* START Data in this exercise *

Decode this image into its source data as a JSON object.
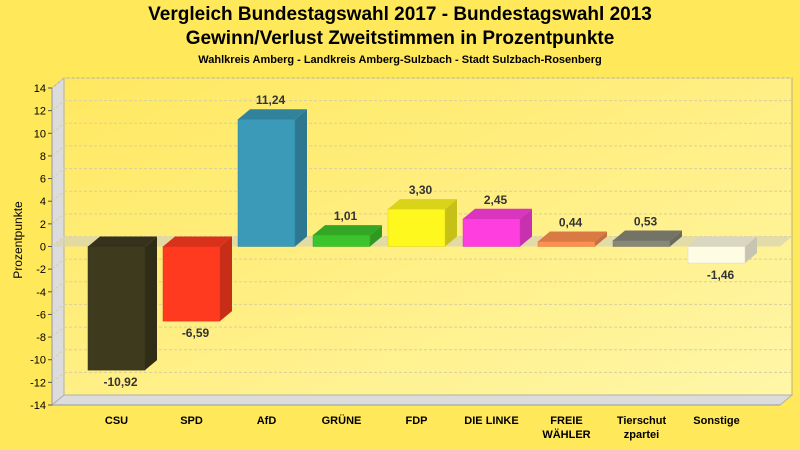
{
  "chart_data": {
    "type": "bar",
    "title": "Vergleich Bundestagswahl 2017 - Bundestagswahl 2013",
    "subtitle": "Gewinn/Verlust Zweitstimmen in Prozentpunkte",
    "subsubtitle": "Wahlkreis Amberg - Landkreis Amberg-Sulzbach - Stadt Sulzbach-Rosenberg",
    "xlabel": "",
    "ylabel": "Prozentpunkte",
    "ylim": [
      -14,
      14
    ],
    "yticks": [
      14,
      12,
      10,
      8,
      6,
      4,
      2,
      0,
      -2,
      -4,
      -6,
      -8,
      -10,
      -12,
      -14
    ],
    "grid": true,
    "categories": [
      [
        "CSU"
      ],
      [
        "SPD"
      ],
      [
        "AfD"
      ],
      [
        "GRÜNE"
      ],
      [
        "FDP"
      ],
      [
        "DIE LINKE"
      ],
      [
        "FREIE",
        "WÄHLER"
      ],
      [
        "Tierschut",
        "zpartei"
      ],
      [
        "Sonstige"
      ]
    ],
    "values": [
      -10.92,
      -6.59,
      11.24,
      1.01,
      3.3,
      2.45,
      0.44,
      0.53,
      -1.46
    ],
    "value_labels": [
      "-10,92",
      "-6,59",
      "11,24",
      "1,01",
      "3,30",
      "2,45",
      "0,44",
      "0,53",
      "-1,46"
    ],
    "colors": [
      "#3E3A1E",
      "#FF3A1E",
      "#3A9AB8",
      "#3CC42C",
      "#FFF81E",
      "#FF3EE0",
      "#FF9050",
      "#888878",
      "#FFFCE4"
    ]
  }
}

* END Data in this exercise *

Aim —
Select and copy every line of the material that holds the string "Prozentpunkte".

Reply to the task —
    "subtitle": "Gewinn/Verlust Zweitstimmen in Prozentpunkte",
    "ylabel": "Prozentpunkte",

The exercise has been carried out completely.